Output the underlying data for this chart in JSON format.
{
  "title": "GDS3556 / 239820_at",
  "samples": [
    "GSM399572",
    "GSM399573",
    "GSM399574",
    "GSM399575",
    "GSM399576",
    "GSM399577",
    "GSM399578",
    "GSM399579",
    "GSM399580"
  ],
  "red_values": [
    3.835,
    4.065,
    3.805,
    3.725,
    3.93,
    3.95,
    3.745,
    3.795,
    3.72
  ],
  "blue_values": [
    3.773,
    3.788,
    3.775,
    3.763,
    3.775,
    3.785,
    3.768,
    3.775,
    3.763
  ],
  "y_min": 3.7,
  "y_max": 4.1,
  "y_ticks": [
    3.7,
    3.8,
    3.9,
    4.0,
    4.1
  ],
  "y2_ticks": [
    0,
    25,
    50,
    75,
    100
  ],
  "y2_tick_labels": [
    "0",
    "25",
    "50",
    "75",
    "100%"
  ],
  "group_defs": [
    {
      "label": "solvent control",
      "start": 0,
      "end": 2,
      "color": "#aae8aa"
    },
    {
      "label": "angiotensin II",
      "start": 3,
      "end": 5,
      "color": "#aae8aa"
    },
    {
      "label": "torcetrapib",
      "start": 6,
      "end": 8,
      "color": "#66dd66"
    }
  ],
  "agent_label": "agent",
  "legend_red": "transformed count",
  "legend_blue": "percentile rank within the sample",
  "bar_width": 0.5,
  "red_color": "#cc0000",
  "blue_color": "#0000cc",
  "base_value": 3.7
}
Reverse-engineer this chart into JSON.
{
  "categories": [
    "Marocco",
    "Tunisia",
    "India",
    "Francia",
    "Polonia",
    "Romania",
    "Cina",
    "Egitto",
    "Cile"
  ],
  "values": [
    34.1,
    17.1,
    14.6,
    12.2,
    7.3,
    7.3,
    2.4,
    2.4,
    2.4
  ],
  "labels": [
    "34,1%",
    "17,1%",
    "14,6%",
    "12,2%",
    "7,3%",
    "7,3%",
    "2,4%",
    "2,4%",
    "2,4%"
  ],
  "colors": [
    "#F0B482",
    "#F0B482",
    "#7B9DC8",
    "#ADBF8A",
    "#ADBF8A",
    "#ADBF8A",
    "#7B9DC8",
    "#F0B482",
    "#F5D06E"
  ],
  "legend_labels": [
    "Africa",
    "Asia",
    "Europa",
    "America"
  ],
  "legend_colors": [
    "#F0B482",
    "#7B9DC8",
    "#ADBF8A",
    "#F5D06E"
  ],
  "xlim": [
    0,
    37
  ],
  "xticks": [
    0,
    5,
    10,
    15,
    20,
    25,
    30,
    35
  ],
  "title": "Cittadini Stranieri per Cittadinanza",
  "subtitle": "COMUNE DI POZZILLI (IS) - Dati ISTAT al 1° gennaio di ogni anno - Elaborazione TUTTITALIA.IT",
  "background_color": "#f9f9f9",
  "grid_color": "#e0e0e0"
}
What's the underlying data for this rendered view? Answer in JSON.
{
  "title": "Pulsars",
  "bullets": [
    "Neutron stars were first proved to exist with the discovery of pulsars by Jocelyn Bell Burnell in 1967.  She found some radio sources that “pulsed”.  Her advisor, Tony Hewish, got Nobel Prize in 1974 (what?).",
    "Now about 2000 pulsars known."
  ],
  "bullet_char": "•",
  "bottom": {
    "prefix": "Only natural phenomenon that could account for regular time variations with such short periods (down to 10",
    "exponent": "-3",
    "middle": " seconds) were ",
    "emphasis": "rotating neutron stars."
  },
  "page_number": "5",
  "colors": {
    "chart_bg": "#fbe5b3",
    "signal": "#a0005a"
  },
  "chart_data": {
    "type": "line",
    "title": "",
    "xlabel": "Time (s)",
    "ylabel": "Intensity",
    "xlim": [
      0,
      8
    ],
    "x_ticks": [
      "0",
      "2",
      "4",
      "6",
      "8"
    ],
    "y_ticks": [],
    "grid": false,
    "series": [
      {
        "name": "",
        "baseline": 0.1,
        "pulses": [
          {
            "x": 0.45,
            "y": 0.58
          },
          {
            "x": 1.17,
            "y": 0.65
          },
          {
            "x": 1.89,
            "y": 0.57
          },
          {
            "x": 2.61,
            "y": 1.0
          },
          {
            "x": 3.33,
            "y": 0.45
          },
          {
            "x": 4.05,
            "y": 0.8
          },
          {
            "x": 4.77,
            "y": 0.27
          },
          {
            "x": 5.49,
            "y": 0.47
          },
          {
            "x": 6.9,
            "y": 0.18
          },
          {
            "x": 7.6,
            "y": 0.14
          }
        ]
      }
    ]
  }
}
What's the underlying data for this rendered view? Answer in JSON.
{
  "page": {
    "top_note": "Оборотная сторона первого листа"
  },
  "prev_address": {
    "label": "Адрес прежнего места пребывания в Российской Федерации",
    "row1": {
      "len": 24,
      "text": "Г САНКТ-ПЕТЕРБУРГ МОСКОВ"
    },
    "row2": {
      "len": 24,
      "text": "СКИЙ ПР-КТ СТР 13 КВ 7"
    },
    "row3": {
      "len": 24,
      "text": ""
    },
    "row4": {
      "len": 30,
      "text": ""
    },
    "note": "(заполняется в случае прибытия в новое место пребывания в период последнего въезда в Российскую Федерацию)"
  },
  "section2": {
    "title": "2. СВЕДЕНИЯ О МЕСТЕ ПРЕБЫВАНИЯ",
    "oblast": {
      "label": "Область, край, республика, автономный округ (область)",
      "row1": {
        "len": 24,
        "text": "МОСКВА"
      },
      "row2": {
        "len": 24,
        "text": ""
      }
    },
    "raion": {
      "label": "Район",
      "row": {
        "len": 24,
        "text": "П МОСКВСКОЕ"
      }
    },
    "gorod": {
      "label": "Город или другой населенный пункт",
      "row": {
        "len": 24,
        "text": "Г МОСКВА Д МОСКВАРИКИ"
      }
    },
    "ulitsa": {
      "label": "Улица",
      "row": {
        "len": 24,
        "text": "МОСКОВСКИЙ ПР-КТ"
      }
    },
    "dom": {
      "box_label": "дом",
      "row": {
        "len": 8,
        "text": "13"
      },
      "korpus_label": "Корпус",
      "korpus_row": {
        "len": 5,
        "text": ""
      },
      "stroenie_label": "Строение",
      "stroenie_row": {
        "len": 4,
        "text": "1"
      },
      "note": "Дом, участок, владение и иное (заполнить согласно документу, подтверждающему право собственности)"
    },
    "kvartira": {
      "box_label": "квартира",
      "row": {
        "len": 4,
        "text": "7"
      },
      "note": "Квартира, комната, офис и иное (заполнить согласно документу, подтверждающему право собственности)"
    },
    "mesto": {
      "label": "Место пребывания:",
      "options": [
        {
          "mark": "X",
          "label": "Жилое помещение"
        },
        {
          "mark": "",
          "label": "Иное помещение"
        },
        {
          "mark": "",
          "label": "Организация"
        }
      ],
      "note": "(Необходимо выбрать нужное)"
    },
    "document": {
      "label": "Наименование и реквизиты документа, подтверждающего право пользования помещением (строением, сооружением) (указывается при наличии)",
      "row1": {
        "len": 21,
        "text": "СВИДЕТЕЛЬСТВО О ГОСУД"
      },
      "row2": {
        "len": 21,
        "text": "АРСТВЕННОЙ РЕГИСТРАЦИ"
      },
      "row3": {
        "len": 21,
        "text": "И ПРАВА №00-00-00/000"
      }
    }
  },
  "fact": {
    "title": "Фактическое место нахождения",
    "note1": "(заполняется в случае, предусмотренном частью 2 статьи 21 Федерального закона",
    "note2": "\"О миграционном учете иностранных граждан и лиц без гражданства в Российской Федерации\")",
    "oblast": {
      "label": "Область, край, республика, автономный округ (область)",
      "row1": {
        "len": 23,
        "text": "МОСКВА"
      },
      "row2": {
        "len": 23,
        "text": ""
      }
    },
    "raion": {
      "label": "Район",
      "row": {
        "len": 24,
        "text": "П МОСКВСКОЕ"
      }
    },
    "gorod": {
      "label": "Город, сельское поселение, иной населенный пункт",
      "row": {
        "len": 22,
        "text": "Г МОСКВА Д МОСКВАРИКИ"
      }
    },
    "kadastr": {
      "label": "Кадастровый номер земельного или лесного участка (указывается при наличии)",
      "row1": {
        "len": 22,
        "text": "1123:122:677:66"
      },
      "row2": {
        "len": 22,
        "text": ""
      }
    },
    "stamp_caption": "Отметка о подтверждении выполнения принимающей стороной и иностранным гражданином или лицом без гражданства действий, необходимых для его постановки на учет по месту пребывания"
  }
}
****************************************
### What to produce
Reproduce each line of the entries in which the word "наличии" is found.

### Problem solution
      "label": "Наименование и реквизиты документа, подтверждающего право пользования помещением (строением, сооружением) (указывается при наличии)",
      "label": "Кадастровый номер земельного или лесного участка (указывается при наличии)",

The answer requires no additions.